## WORK TO COMPLETE
The listing below is the input. Say how many of its lines contain "JSON", giving the number alone.

-- Start of MATERIAL --

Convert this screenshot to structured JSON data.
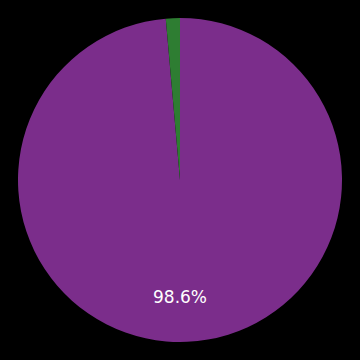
{
  "chart_data": {
    "type": "pie",
    "values": [
      98.6,
      1.4
    ],
    "colors": [
      "#7b2d8b",
      "#2e7d32"
    ],
    "annotation": "98.6%"
  }
}
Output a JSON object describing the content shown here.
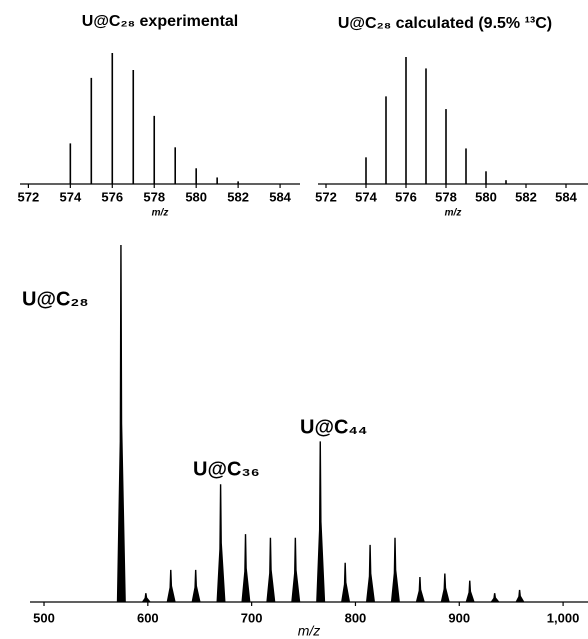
{
  "chart_data": [
    {
      "type": "stem",
      "title": "U@C₂₈ experimental",
      "x_label": "m/z",
      "x": [
        574,
        575,
        576,
        577,
        578,
        579,
        580,
        581,
        582
      ],
      "series": [
        {
          "color": "#000000",
          "values": [
            31,
            81,
            100,
            87,
            52,
            28,
            12,
            5,
            2
          ]
        }
      ],
      "xlim": [
        571.6,
        584.95
      ],
      "ylim": [
        0,
        100
      ],
      "xticks": [
        572,
        574,
        576,
        578,
        580,
        582,
        584
      ]
    },
    {
      "type": "stem",
      "title": "U@C₂₈ calculated (9.5% ¹³C)",
      "x_label": "m/z",
      "x": [
        574,
        575,
        576,
        577,
        578,
        579,
        580,
        581
      ],
      "series": [
        {
          "color": "#000000",
          "values": [
            21,
            69,
            100,
            91,
            59,
            28,
            10,
            3
          ]
        }
      ],
      "xlim": [
        571.6,
        585.1
      ],
      "ylim": [
        0,
        100
      ],
      "xticks": [
        572,
        574,
        576,
        578,
        580,
        582,
        584
      ]
    },
    {
      "type": "peak",
      "x_label": "m/z",
      "annotations": [
        "U@C₂₈",
        "U@C₃₆",
        "U@C₄₄"
      ],
      "x": [
        574,
        598,
        622,
        646,
        670,
        694,
        718,
        742,
        766,
        790,
        814,
        838,
        862,
        886,
        910,
        934,
        958
      ],
      "series": [
        {
          "color": "#000000",
          "values": [
            100,
            2.5,
            9,
            9,
            33,
            19,
            18,
            18,
            45,
            11,
            16,
            18,
            7,
            8,
            6,
            2.5,
            3.4
          ]
        }
      ],
      "xlim": [
        486.5,
        1024
      ],
      "ylim": [
        0,
        100
      ],
      "xticks": [
        500,
        600,
        700,
        800,
        900,
        {
          "value": 1000,
          "label": "1,000"
        }
      ]
    }
  ]
}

-- End of MATERIAL --

## EXERCISE RESULT
2